EXERCICE ÉCRIT
Recopie les relevés en partant du tout début et en terminant par la ligne qui contient "data-point [121,226,130,235]", en changeant "data-point" en "marker" sans toucher au reste.
────────────────────────────────────────
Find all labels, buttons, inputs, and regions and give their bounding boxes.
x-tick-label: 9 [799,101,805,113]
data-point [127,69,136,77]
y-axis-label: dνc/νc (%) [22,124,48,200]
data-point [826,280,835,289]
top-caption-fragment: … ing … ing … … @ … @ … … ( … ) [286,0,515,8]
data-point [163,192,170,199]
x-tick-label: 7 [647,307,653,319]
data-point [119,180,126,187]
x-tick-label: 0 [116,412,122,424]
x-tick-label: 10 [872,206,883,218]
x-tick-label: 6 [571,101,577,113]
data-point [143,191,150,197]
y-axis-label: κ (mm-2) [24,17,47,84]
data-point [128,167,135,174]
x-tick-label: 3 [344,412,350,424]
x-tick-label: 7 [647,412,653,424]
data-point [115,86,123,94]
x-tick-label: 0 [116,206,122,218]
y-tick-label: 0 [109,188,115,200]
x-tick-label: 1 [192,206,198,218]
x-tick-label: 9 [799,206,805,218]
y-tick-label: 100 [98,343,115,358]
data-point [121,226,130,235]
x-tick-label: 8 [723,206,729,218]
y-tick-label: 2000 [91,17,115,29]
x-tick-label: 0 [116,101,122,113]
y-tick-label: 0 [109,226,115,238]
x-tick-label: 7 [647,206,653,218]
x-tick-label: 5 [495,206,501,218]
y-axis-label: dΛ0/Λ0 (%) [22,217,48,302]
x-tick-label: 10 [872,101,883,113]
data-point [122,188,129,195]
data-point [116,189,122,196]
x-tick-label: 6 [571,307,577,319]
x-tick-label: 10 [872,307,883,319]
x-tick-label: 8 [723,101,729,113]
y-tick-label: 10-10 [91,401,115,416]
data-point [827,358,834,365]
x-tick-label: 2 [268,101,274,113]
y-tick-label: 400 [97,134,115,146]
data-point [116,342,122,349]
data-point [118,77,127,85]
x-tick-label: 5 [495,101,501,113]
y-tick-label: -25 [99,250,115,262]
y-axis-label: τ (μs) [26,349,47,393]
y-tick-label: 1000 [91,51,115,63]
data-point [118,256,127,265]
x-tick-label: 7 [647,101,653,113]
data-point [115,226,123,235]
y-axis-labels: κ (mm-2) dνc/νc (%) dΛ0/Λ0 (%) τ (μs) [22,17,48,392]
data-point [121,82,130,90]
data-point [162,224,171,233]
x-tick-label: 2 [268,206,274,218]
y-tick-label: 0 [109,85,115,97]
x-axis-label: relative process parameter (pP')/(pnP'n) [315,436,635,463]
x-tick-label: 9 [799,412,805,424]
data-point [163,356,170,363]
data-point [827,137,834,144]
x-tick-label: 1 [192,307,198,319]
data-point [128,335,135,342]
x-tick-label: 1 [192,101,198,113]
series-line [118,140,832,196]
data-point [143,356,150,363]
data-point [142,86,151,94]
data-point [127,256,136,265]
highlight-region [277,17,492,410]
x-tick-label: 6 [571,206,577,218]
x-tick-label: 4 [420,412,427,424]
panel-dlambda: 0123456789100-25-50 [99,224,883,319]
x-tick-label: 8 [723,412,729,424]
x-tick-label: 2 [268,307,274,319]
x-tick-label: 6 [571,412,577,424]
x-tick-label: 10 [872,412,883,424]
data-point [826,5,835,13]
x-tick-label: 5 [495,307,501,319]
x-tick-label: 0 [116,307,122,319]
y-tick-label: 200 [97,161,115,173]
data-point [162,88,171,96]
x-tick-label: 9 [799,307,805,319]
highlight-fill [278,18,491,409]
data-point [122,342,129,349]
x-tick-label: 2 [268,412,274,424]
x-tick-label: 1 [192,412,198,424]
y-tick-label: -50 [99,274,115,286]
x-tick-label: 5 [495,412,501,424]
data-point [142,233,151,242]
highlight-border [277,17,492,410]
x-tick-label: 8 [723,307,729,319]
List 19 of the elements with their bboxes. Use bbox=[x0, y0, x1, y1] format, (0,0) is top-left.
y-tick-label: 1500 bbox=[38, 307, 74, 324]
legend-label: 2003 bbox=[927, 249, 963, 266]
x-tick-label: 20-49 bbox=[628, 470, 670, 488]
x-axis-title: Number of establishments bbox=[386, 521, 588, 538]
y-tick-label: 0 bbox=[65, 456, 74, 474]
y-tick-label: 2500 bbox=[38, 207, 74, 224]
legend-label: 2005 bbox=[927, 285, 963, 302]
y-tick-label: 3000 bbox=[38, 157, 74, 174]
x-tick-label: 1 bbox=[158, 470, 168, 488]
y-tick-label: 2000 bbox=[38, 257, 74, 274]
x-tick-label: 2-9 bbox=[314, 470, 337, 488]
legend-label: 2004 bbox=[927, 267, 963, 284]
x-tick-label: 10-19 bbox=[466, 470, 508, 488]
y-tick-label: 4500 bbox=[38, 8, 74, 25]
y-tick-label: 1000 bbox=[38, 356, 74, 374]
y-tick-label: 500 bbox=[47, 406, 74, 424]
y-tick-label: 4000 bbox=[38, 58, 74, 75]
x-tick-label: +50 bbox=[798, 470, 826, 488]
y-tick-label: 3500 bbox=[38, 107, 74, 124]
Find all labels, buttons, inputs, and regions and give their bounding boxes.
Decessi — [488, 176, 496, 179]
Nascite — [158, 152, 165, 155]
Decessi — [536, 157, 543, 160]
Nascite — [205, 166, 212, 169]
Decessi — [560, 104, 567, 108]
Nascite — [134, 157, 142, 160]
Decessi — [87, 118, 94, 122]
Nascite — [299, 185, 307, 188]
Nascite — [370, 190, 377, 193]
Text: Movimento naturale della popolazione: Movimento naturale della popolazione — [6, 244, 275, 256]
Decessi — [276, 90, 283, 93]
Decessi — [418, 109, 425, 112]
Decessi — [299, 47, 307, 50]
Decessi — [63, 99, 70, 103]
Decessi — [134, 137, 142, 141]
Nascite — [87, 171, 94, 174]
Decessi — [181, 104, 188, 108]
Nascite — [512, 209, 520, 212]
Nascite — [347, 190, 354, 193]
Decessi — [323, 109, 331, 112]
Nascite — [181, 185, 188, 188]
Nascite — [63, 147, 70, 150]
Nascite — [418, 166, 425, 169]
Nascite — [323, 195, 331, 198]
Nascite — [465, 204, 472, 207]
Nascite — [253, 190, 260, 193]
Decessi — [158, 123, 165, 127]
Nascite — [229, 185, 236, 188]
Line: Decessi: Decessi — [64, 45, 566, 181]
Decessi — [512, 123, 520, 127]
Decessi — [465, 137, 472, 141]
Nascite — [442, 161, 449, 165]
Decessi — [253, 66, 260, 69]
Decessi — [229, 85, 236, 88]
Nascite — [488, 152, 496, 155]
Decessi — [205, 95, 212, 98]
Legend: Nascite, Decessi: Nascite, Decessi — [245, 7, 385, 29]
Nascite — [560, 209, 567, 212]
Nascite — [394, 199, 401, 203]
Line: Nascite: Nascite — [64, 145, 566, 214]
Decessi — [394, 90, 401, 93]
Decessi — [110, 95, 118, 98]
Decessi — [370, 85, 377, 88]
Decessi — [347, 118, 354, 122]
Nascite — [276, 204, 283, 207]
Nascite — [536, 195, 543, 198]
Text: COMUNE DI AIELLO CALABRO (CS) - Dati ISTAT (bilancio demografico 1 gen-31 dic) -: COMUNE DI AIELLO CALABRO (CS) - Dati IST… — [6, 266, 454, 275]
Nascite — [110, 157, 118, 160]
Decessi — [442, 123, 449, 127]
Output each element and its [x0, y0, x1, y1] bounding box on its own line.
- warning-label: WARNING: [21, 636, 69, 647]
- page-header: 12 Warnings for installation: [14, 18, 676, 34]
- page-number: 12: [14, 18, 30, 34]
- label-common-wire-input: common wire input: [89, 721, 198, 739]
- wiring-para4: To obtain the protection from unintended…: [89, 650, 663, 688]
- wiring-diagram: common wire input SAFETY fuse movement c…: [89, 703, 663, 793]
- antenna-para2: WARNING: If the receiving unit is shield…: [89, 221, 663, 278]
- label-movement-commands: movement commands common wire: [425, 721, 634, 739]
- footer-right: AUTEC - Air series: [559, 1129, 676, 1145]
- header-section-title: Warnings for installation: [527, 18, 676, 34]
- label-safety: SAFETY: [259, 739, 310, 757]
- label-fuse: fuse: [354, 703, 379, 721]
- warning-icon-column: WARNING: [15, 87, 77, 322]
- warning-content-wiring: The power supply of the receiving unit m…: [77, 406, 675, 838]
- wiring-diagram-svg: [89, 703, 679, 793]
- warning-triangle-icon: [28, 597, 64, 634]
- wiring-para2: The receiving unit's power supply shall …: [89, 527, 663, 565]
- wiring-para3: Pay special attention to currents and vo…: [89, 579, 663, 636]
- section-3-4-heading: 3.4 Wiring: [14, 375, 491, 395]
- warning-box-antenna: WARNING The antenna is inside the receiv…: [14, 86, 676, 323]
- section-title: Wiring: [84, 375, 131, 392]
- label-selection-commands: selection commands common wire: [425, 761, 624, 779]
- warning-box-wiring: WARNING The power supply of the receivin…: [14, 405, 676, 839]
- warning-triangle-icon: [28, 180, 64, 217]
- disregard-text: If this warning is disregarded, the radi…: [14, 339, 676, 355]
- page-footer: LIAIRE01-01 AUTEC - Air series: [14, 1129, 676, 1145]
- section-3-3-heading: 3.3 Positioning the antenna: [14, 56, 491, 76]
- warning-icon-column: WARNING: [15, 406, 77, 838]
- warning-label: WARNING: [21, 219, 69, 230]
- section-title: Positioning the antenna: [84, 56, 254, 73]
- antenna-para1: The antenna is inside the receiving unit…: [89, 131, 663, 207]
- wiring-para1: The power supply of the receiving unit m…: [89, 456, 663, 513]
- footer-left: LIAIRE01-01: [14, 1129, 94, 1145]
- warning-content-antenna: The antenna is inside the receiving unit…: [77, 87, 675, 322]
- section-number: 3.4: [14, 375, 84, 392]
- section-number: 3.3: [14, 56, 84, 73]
────────────────────────────────────────
RÉPONSE
Find all labels, buttons, inputs, and regions and give their bounding boxes.
x-tick-label: 9 [799,101,805,113]
marker [127,69,136,77]
y-axis-label: dνc/νc (%) [22,124,48,200]
marker [826,280,835,289]
top-caption-fragment: … ing … ing … … @ … @ … … ( … ) [286,0,515,8]
marker [163,192,170,199]
x-tick-label: 7 [647,307,653,319]
marker [119,180,126,187]
x-tick-label: 0 [116,412,122,424]
x-tick-label: 10 [872,206,883,218]
x-tick-label: 6 [571,101,577,113]
marker [143,191,150,197]
y-axis-label: κ (mm-2) [24,17,47,84]
marker [128,167,135,174]
x-tick-label: 3 [344,412,350,424]
x-tick-label: 7 [647,412,653,424]
marker [115,86,123,94]
x-tick-label: 0 [116,206,122,218]
y-tick-label: 0 [109,188,115,200]
x-tick-label: 1 [192,206,198,218]
x-tick-label: 9 [799,206,805,218]
y-tick-label: 100 [98,343,115,358]
marker [121,226,130,235]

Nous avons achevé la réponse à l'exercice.